## BEGIN DATA EXTRACT

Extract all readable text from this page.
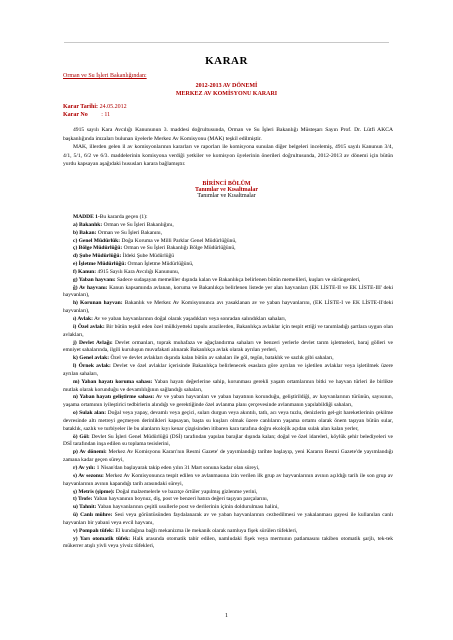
KARAR
Orman ve Su İşleri Bakanlığından:
2012-2013 AV DÖNEMİ
MERKEZ AV KOMİSYONU KARARI
Karar Tarihi: 24.05.2012
Karar No : 11
4915 sayılı Kara Avcılığı Kanununun 3. maddesi doğrultusunda, Orman ve Su İşleri Bakanlığı Müsteşarı Sayın Prof. Dr. Lütfi AKCA başkanlığında imzaları bulunan üyelerle Merkez Av Komisyonu (MAK) teşkil edilmiştir.
MAK, illerden gelen il av komisyonlarının kararları ve raporları ile komisyona sunulan diğer belgeleri incelemiş, 4915 sayılı Kanunun 3/4, 4/1, 5/1, 6/2 ve 6/3. maddelerinin komisyona verdiği yetkiler ve komisyon üyelerinin önerileri doğrultusunda, 2012-2013 av dönemi için bütün yurdu kapsayan aşağıdaki hususları karara bağlamıştır.
BİRİNCİ BÖLÜM
Tanımlar ve Kısaltmalar
Tanımlar ve Kısaltmalar
MADDE 1-Bu kararda geçen (1):
a) Bakanlık: Orman ve Su İşleri Bakanlığını,
b) Bakan: Orman ve Su İşleri Bakanını,
c) Genel Müdürlük: Doğa Koruma ve Milli Parklar Genel Müdürlüğünü,
ç) Bölge Müdürlüğü: Orman ve Su İşleri Bakanlığı Bölge Müdürlüğünü,
d) Şube Müdürlüğü: İldeki Şube Müdürlüğü
e) İşletme Müdürlüğü: Orman İşletme Müdürlüğünü,
f) Kanun: 4915 Sayılı Kara Avcılığı Kanununu,
g) Yaban hayvanı: Sadece sudaşayan memeliler dışında kalan ve Bakanlıkça belirlenen bütün memelileri, kuşları ve sürüngenleri,
ğ) Av hayvanı: Kanun kapsamında avlanan, koruma ve Bakanlıkça belirlenen listede yer alan hayvanları (EK LİSTE-II ve EK LİSTE-III' deki hayvanları),
h) Korunan hayvan: Bakanlık ve Merkez Av Komisyonunca avı yasaklanan av ve yaban hayvanlarını, (EK LİSTE-I ve EK LİSTE-II'deki hayvanları),
ı) Avlak: Av ve yaban hayvanlarının doğal olarak yaşadıkları veya sonradan salındıkları sahaları,
i) Özel avlak: Bir bütün teşkil eden özel mülkiyetteki tapulu arazilerden, Bakanlıkça avlaklar için tespit ettiği ve tanımladığı şartlara uygun olan avlakları,
j) Devlet Avlağı: Devlet ormanları, toprak muhafaza ve ağaçlandırma sahaları ve benzeri yerlerle devlet tarım işletmeleri, baraj gölleri ve emniyet sahalarında, ilgili kuruluşun muvafakati alınarak Bakanlıkça avlak olarak ayrılan yerleri,
k) Genel avlak: Özel ve devlet avlakları dışında kalan bütün av sahaları ile göl, tegün, bataklık ve sazlık gibi sahaları,
l) Örnek avlak: Devlet ve özel avlaklar içerisinde Bakanlıkça belirlenecek esaslara göre ayrılan ve işletilen avlaklar veya işletilmek üzere ayrılan sahaları,
m) Yaban hayatı koruma sahası: Yaban hayatı değerlerine sahip, korunması gerekli yaşam ortamlarının bitki ve hayvan türleri ile birlikte mutlak olarak korunduğu ve devamlılığının sağlandığı sahaları,
n) Yaban hayatı geliştirme sahası: Av ve yaban hayvanları ve yaban hayatının korunduğu, geliştirildiği, av hayvanlarının türünün, sayısının, yaşama ortamının iyileştirici tedbirlerin alındığı ve gerektiğinde özel avlanma planı çerçevesinde avlanmanın yapılabildiği sahaları,
o) Sulak alan: Doğal veya yapay, devamlı veya geçici, suları durgun veya akıntılı, tatlı, acı veya tuzlu, denizlerin gel-git hareketlerinin çekilme devresinde altı metreyi geçmeyen derinlikleri kapsayan, başta su kuşları olmak üzere canlıların yaşama ortamı olarak önem taşıyan bütün sular, bataklık, sazlık ve turbiyeler ile bu alanların kıyı kenar çizgisinden itibaren kara tarafına doğru ekolojik açıdan sulak alan kalan yerler,
ö) Göl: Devlet Su İşleri Genel Müdürlüğü (DSİ) tarafından yapılan barajlar dışında kalan; doğal ve özel idareleri, köylük şehir belediyeleri ve DSİ tarafından inşa edilen su toplama tesislerini,
p) Av dönemi: Merkez Av Komisyonu Kararı'nın Resmi Gazete' de yayımlandığı tarihte başlayıp, yeni Kararın Resmi Gazete'de yayımlandığı zamana kadar geçen süreyi,
r) Av yılı: 1 Nisan'dan başlayarak takip eden yılın 31 Mart sonuna kadar olan süreyi,
s) Av sezonu: Merkez Av Komisyonunca tespit edilen ve avlanmasına izin verilen ilk grup av hayvanlarının avının açıldığı tarih ile son grup av hayvanlarının avının kapandığı tarih arasındaki süreyi,
ş) Metris (şipme): Doğal malzemelerle ve bazıtçe örtüler yapılmış gizlenme yerini,
t) Trofe: Yaban hayvanının boynuz, diş, post ve benzeri hatıra değeri taşıyan parçalarını,
u) Tahnit: Yaban hayvanlarının çeşitli usullerle post ve derilerinin içinin doldurulması halini,
ü) Canlı mühre: Sesi veya görüntüsünden faydalanarak av ve yaban hayvanlarının cezbedilmesi ve yakalanması gayesi ile kullanılan canlı hayvanları bir yabani veya evcil hayvanı,
v) Pompalı tüfek: El kundağına bağlı mekanizma ile mekanik olarak namluya fişek sürülen tüfekleri,
y) Yarı otomatik tüfek: Halk arasında otomatik tabir edilen, namludaki fişek veya mermının patlamasını takiben otomatik şarjlı, tek-tek mükerrer atışlı yivli veya yivsiz tüfekleri,
1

## END DATA EXTRACT

### PROBLEM DETAILS
Leave out the pictures and give the rest of the records again exactly.

### RESULT
Extract all readable text from this page.
KARAR
Orman ve Su İşleri Bakanlığından:
2012-2013 AV DÖNEMİ
MERKEZ AV KOMİSYONU KARARI
Karar Tarihi: 24.05.2012
Karar No : 11
4915 sayılı Kara Avcılığı Kanununun 3. maddesi doğrultusunda, Orman ve Su İşleri Bakanlığı Müsteşarı Sayın Prof. Dr. Lütfi AKCA başkanlığında imzaları bulunan üyelerle Merkez Av Komisyonu (MAK) teşkil edilmiştir.
MAK, illerden gelen il av komisyonlarının kararları ve raporları ile komisyona sunulan diğer belgeleri incelemiş, 4915 sayılı Kanunun 3/4, 4/1, 5/1, 6/2 ve 6/3. maddelerinin komisyona verdiği yetkiler ve komisyon üyelerinin önerileri doğrultusunda, 2012-2013 av dönemi için bütün yurdu kapsayan aşağıdaki hususları karara bağlamıştır.
BİRİNCİ BÖLÜM
Tanımlar ve Kısaltmalar
Tanımlar ve Kısaltmalar
MADDE 1-Bu kararda geçen (1):
a) Bakanlık: Orman ve Su İşleri Bakanlığını,
b) Bakan: Orman ve Su İşleri Bakanını,
c) Genel Müdürlük: Doğa Koruma ve Milli Parklar Genel Müdürlüğünü,
ç) Bölge Müdürlüğü: Orman ve Su İşleri Bakanlığı Bölge Müdürlüğünü,
d) Şube Müdürlüğü: İldeki Şube Müdürlüğü
e) İşletme Müdürlüğü: Orman İşletme Müdürlüğünü,
f) Kanun: 4915 Sayılı Kara Avcılığı Kanununu,
g) Yaban hayvanı: Sadece sudaşayan memeliler dışında kalan ve Bakanlıkça belirlenen bütün memelileri, kuşları ve sürüngenleri,
ğ) Av hayvanı: Kanun kapsamında avlanan, koruma ve Bakanlıkça belirlenen listede yer alan hayvanları (EK LİSTE-II ve EK LİSTE-III' deki hayvanları),
h) Korunan hayvan: Bakanlık ve Merkez Av Komisyonunca avı yasaklanan av ve yaban hayvanlarını, (EK LİSTE-I ve EK LİSTE-II'deki hayvanları),
ı) Avlak: Av ve yaban hayvanlarının doğal olarak yaşadıkları veya sonradan salındıkları sahaları,
i) Özel avlak: Bir bütün teşkil eden özel mülkiyetteki tapulu arazilerden, Bakanlıkça avlaklar için tespit ettiği ve tanımladığı şartlara uygun olan avlakları,
j) Devlet Avlağı: Devlet ormanları, toprak muhafaza ve ağaçlandırma sahaları ve benzeri yerlerle devlet tarım işletmeleri, baraj gölleri ve emniyet sahalarında, ilgili kuruluşun muvafakati alınarak Bakanlıkça avlak olarak ayrılan yerleri,
k) Genel avlak: Özel ve devlet avlakları dışında kalan bütün av sahaları ile göl, tegün, bataklık ve sazlık gibi sahaları,
l) Örnek avlak: Devlet ve özel avlaklar içerisinde Bakanlıkça belirlenecek esaslara göre ayrılan ve işletilen avlaklar veya işletilmek üzere ayrılan sahaları,
m) Yaban hayatı koruma sahası: Yaban hayatı değerlerine sahip, korunması gerekli yaşam ortamlarının bitki ve hayvan türleri ile birlikte mutlak olarak korunduğu ve devamlılığının sağlandığı sahaları,
n) Yaban hayatı geliştirme sahası: Av ve yaban hayvanları ve yaban hayatının korunduğu, geliştirildiği, av hayvanlarının türünün, sayısının, yaşama ortamının iyileştirici tedbirlerin alındığı ve gerektiğinde özel avlanma planı çerçevesinde avlanmanın yapılabildiği sahaları,
o) Sulak alan: Doğal veya yapay, devamlı veya geçici, suları durgun veya akıntılı, tatlı, acı veya tuzlu, denizlerin gel-git hareketlerinin çekilme devresinde altı metreyi geçmeyen derinlikleri kapsayan, başta su kuşları olmak üzere canlıların yaşama ortamı olarak önem taşıyan bütün sular, bataklık, sazlık ve turbiyeler ile bu alanların kıyı kenar çizgisinden itibaren kara tarafına doğru ekolojik açıdan sulak alan kalan yerler,
ö) Göl: Devlet Su İşleri Genel Müdürlüğü (DSİ) tarafından yapılan barajlar dışında kalan; doğal ve özel idareleri, köylük şehir belediyeleri ve DSİ tarafından inşa edilen su toplama tesislerini,
p) Av dönemi: Merkez Av Komisyonu Kararı'nın Resmi Gazete' de yayımlandığı tarihte başlayıp, yeni Kararın Resmi Gazete'de yayımlandığı zamana kadar geçen süreyi,
r) Av yılı: 1 Nisan'dan başlayarak takip eden yılın 31 Mart sonuna kadar olan süreyi,
s) Av sezonu: Merkez Av Komisyonunca tespit edilen ve avlanmasına izin verilen ilk grup av hayvanlarının avının açıldığı tarih ile son grup av hayvanlarının avının kapandığı tarih arasındaki süreyi,
ş) Metris (şipme): Doğal malzemelerle ve bazıtçe örtüler yapılmış gizlenme yerini,
t) Trofe: Yaban hayvanının boynuz, diş, post ve benzeri hatıra değeri taşıyan parçalarını,
u) Tahnit: Yaban hayvanlarının çeşitli usullerle post ve derilerinin içinin doldurulması halini,
ü) Canlı mühre: Sesi veya görüntüsünden faydalanarak av ve yaban hayvanlarının cezbedilmesi ve yakalanması gayesi ile kullanılan canlı hayvanları bir yabani veya evcil hayvanı,
v) Pompalı tüfek: El kundağına bağlı mekanizma ile mekanik olarak namluya fişek sürülen tüfekleri,
y) Yarı otomatik tüfek: Halk arasında otomatik tabir edilen, namludaki fişek veya mermının patlamasını takiben otomatik şarjlı, tek-tek mükerrer atışlı yivli veya yivsiz tüfekleri,
1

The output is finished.